#### SOURCE DOCUMENT
** START **

The “soul of the work,” he said, lies in “the dignity of the human person and … the protection of human life.”

A history of helping

Enacted July 26, 1990, the ADA prohibits discrimination against persons with disabilities, guaranteeing them equal opportunities to employment, goods, programs and services. Modeled after the Civil Rights Act of 1964 and a section of the Rehabilitation Act of 1973, the legislation was a milestone, the world’s first “comprehensive declaration of equality for people with disabilities,” said the ADA National Network on its website.

Immaculate Heart Sister Kathleen Schipani, director of the Office for Persons with Disabilities and the Deaf Apostolate at the Archdiocese of Philadelphia, is pictured during an interview in Rome Oct. 20. Physical and mental disability does not limit a person’s call to holiness, she said, and persons with impairments should be recognized as “agents of evangelization.”  (CNS photo/Paul Haring)

The act was partly informed by a 1978 pastoral statement from the U.S. bishops “promoting an understanding of equal access and justice” for persons with disabilities, said Immaculate Heart Sister Kathleen Schipani, director of the archdiocesan Office for Persons with Disabilities and the Deaf Apostolate.

** END **

#### LISTED RECORDS
** START **

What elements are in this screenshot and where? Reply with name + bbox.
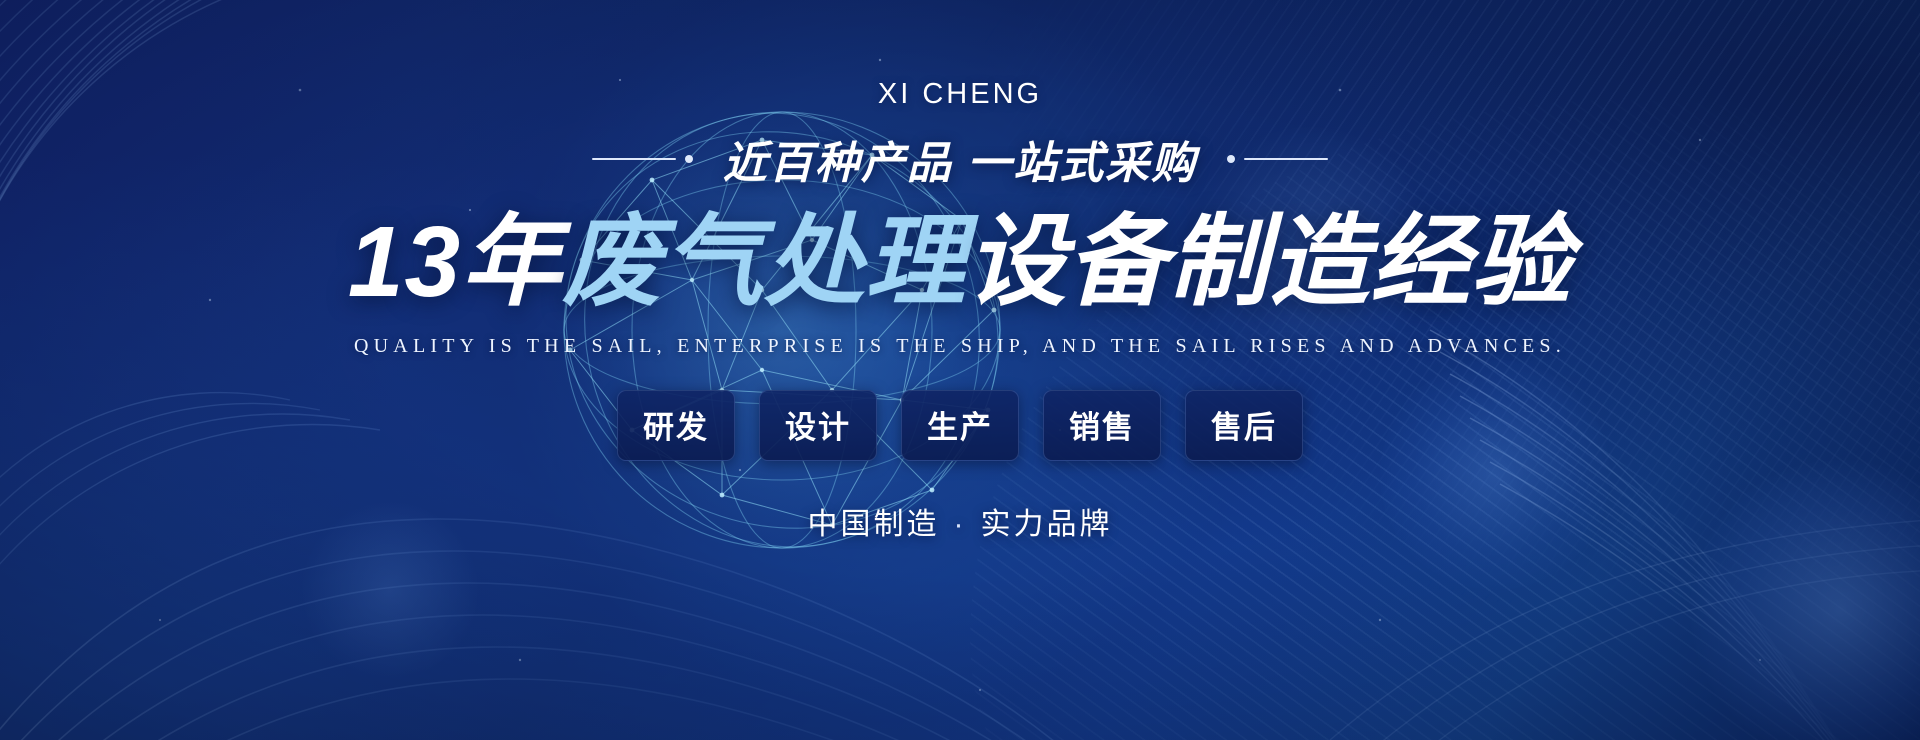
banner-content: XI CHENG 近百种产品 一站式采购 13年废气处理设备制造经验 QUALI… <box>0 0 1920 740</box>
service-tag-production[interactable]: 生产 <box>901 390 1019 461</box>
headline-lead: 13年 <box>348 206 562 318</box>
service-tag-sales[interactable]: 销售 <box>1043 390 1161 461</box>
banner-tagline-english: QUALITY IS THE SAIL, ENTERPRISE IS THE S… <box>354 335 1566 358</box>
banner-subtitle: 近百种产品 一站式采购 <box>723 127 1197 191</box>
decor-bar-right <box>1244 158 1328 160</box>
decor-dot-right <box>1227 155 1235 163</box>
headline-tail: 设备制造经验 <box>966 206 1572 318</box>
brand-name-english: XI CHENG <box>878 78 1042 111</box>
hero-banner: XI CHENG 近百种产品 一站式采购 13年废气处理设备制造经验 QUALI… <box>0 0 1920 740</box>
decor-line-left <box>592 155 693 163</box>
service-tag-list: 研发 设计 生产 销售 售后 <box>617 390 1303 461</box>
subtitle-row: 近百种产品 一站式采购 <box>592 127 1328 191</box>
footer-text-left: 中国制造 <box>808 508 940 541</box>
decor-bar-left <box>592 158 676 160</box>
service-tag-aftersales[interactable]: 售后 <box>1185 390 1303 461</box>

** END **

#### GOAL
In the passage about the ADA, rewrite everything from "A history of" down to "(CNS photo/Paul Haring)", putting "landmark" in place of "milestone".

#### RESPONSE
A history of helping

Enacted July 26, 1990, the ADA prohibits discrimination against persons with disabilities, guaranteeing them equal opportunities to employment, goods, programs and services. Modeled after the Civil Rights Act of 1964 and a section of the Rehabilitation Act of 1973, the legislation was a landmark, the world’s first “comprehensive declaration of equality for people with disabilities,” said the ADA National Network on its website.

Immaculate Heart Sister Kathleen Schipani, director of the Office for Persons with Disabilities and the Deaf Apostolate at the Archdiocese of Philadelphia, is pictured during an interview in Rome Oct. 20. Physical and mental disability does not limit a person’s call to holiness, she said, and persons with impairments should be recognized as “agents of evangelization.”  (CNS photo/Paul Haring)